**Problem to solve:** Each line containing the word "this" needs to be copied.

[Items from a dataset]
** BEGIN **
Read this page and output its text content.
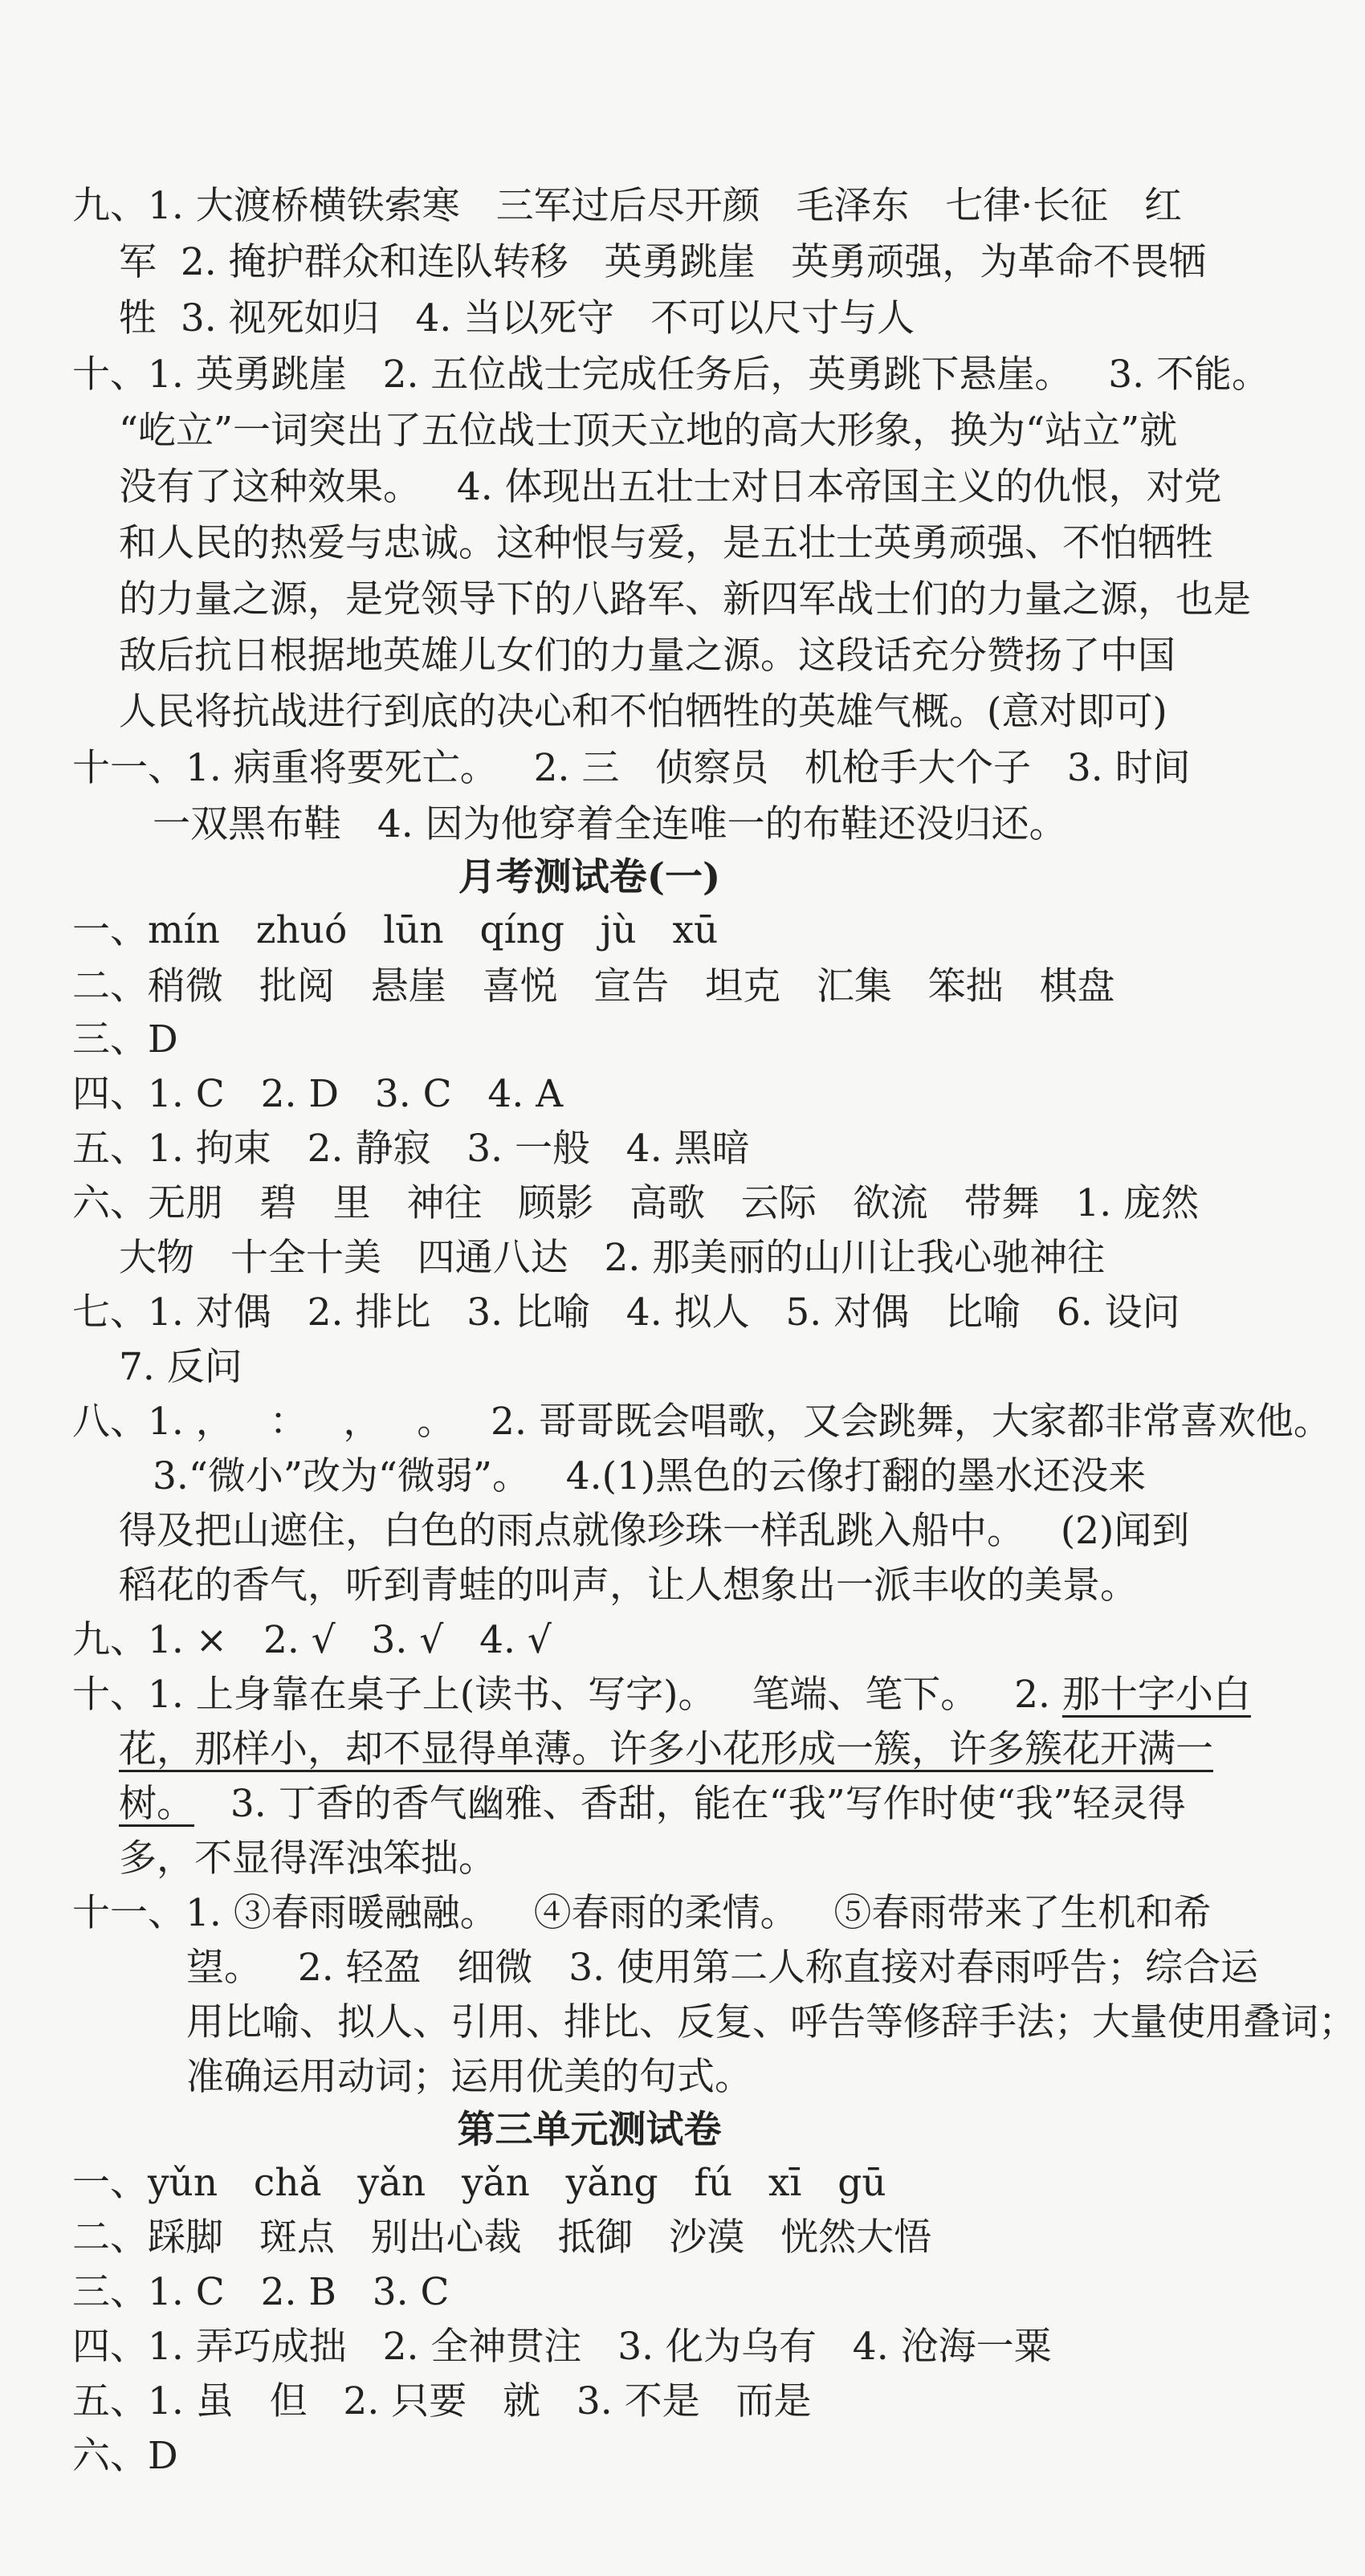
九、1. 大渡桥横铁索寒   三军过后尽开颜   毛泽东   七律·长征   红
军  2. 掩护群众和连队转移   英勇跳崖   英勇顽强，为革命不畏牺
牲  3. 视死如归   4. 当以死守   不可以尺寸与人
十、1. 英勇跳崖   2. 五位战士完成任务后，英勇跳下悬崖。   3. 不能。
“屹立”一词突出了五位战士顶天立地的高大形象，换为“站立”就
没有了这种效果。   4. 体现出五壮士对日本帝国主义的仇恨，对党
和人民的热爱与忠诚。这种恨与爱，是五壮士英勇顽强、不怕牺牲
的力量之源，是党领导下的八路军、新四军战士们的力量之源，也是
敌后抗日根据地英雄儿女们的力量之源。这段话充分赞扬了中国
人民将抗战进行到底的决心和不怕牺牲的英雄气概。(意对即可)
十一、1. 病重将要死亡。   2. 三   侦察员   机枪手大个子   3. 时间
一双黑布鞋   4. 因为他穿着全连唯一的布鞋还没归还。
月考测试卷(一)
一、mín   zhuó   lūn   qíng   jù   xū
二、稍微   批阅   悬崖   喜悦   宣告   坦克   汇集   笨拙   棋盘
三、D
四、1. C   2. D   3. C   4. A
五、1. 拘束   2. 静寂   3. 一般   4. 黑暗
六、无朋   碧   里   神往   顾影   高歌   云际   欲流   带舞   1. 庞然
大物   十全十美   四通八达   2. 那美丽的山川让我心驰神往
七、1. 对偶   2. 排比   3. 比喻   4. 拟人   5. 对偶   比喻   6. 设问
7. 反问
八、1. ，   ：   ，   。   2. 哥哥既会唱歌，又会跳舞，大家都非常喜欢他。
3.“微小”改为“微弱”。   4.(1)黑色的云像打翻的墨水还没来
得及把山遮住，白色的雨点就像珍珠一样乱跳入船中。   (2)闻到
稻花的香气，听到青蛙的叫声，让人想象出一派丰收的美景。
九、1. ×   2. √   3. √   4. √
十、1. 上身靠在桌子上(读书、写字)。   笔端、笔下。   2. 那十字小白
花，那样小，却不显得单薄。许多小花形成一簇，许多簇花开满一
树。   3. 丁香的香气幽雅、香甜，能在“我”写作时使“我”轻灵得
多，不显得浑浊笨拙。
十一、1. ③春雨暖融融。   ④春雨的柔情。   ⑤春雨带来了生机和希
望。   2. 轻盈   细微   3. 使用第二人称直接对春雨呼告；综合运
用比喻、拟人、引用、排比、反复、呼告等修辞手法；大量使用叠词；
准确运用动词；运用优美的句式。
第三单元测试卷
一、yǔn   chǎ   yǎn   yǎn   yǎng   fú   xī   gū
二、踩脚   斑点   别出心裁   抵御   沙漠   恍然大悟
三、1. C   2. B   3. C
四、1. 弄巧成拙   2. 全神贯注   3. 化为乌有   4. 沧海一粟
五、1. 虽   但   2. 只要   就   3. 不是   而是
六、D
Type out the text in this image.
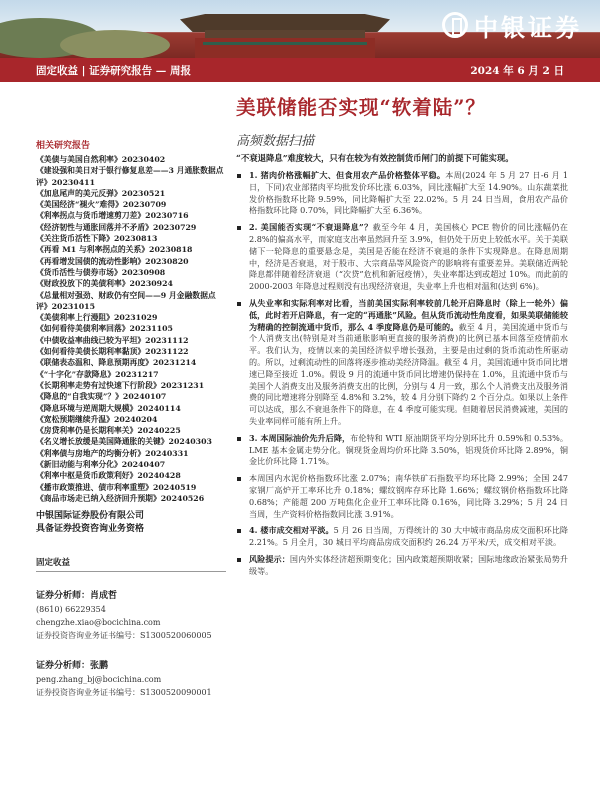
中银证券
固定收益 | 证券研究报告 — 周报	2024 年 6 月 2 日
美联储能否实现“软着陆”？
高频数据扫描
相关研究报告
《美债与美国自然利率》20230402
《建设强和美日对于银行修复息差——3 月通胀数据点评》20230411
《加息尾声的美元反弹》20230521
《美国经济“褪火”难得》20230709
《利率拐点与货币增速剪刀差》20230716
《经济韧性与通胀回落并不矛盾》20230729
《关注货币活性下降》20230813
《再看 M1 与利率拐点的关系》20230818
《再看增发国债的流动性影响》20230820
《货币活性与债券市场》20230908
《财政投放下的美债利率》20230924
《总量相对强劲、财政仍有空间——9 月金融数据点评》20231015
《美债利率上行漫阻》20231029
《如何看待美债利率回落》20231105
《中债收益率曲线已较为平坦》20231112
《如何看待美债长期利率黏顶》20231122
《联储表态温和、降息预期再度》20231214
《“十字化”存款降息》20231217
《长期利率走势有过快速下行阶段》20231231
《降息的“自我实现”？》20240107
《降息环境与逆周期大规模》20240114
《宽松预期继续升温》20240204
《房贷利率仍是长期利率关》20240225
《名义增长放缓是美国降通胀的关键》20240303
《利率债与房地产的均衡分析》20240331
《新旧动能与利率分化》20240407
《利率中枢是货币政策利好》20240428
《播市政策推进、债市利率重塑》20240519
《商品市场走已纳入经济回升预期》20240526
中银国际证券股份有限公司
具备证券投资咨询业务资格
固定收益
证券分析师：肖成哲
(8610) 66229354
chengzhe.xiao@bocichina.com
证券投资咨询业务证书编号：S1300520060005
证券分析师：张鹏
peng.zhang_bj@bocichina.com
证券投资咨询业务证书编号：S1300520090001
“不衰退降息”难度较大，只有在较为有效控制货币闸门的前提下可能实现。
1. 猪肉价格涨幅扩大、但食用农产品价格整体平稳。本周(2024 年 5 月 27 日-6 月 1 日，下同)农业部猪肉平均批发价环比涨 6.03%，同比涨幅扩大至 14.90%。山东蔬菜批发价格指数环比降 9.59%，同比降幅扩大至 22.02%。5 月 24 日当周，食用农产品价格指数环比降 0.70%，同比降幅扩大至 6.36%。
2. 美国能否实现“不衰退降息”？截至今年 4 月，美国核心 PCE 物价的同比涨幅仍在 2.8%的偏高水平，而家庭支出率虽然回升至 3.9%，但仍处于历史上较低水平。关于美联储下一轮降息的重要悬念是，美国是否能在经济不衰退的条件下实现降息。在降息周期中，经济是否衰退，对于股市、大宗商品等风险资产的影响将有重要差异。美联储近两轮降息都伴随着经济衰退（“次贷”危机和新冠疫情），失业率都达到或超过 10%。而此前的 2000-2003 年降息过程则没有出现经济衰退，失业率上升也相对温和(达到 6%)。
从失业率和实际利率对比看，当前美国实际利率较前几轮开启降息时（除上一轮外）偏低，此时若开启降息，有一定的“再通胀”风险。但从货币流动性角度看，如果美联储能较为精确的控制流通中货币，那么 4 季度降息仍是可能的。截至 4 月，美国流通中货币与个人消费支出(特别是对当前通胀影响更直接的服务消费)的比例已基本回落至疫情前水平。我们认为，疫情以来的美国经济似乎增长强劲，主要是由过剩的货币流动性所驱动的。所以，过剩流动性的回落将逐步推动美经济降温。截至 4 月，美国流通中货币同比增速已降至接近 1.0%。假设 9 月的流通中货币同比增速仍保持在 1.0%，且流通中货币与美国个人消费支出及服务消费支出的比例，分别与 4 月一致，那么个人消费支出及服务消费的同比增速将分别降至 4.8%和 3.2%，较 4 月分别下降约 2 个百分点。如果以上条件可以达成，那么不衰退条件下的降息，在 4 季度可能实现。但随着居民消费减速，美国的失业率同样可能有所上升。
3. 本周国际油价先升后降，布伦特和 WTI 原油期货平均分别环比升 0.59%和 0.53%。LME 基本金属走势分化。铜现货金周均价环比降 3.50%，铝现货价环比降 2.89%，铜金比价环比降 1.71%。
本周国内水泥价格指数环比涨 2.07%；南华铁矿石指数平均环比降 2.99%；全国 247 家钢厂高炉开工率环比升 0.18%；螺纹钢库存环比降 1.66%；螺纹钢价格指数环比降 0.68%；产能超 200 万吨焦化企业开工率环比降 0.16%，同比降 3.29%；5 月 24 日当周，生产资料价格指数同比涨 3.91%。
4. 楼市成交相对平淡。5 月 26 日当周，万得统计的 30 大中城市商品房成交面积环比降 2.21%。5 月全月，30 城日平均商品房成交面积约 26.24 万平米/天，成交相对平淡。
风险提示：国内外实体经济超预期变化；国内政策超预期收紧；国际地缘政治紧张局势升级等。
** END **
**Result:**
Read this page and output its text content.
Type out the text in this image.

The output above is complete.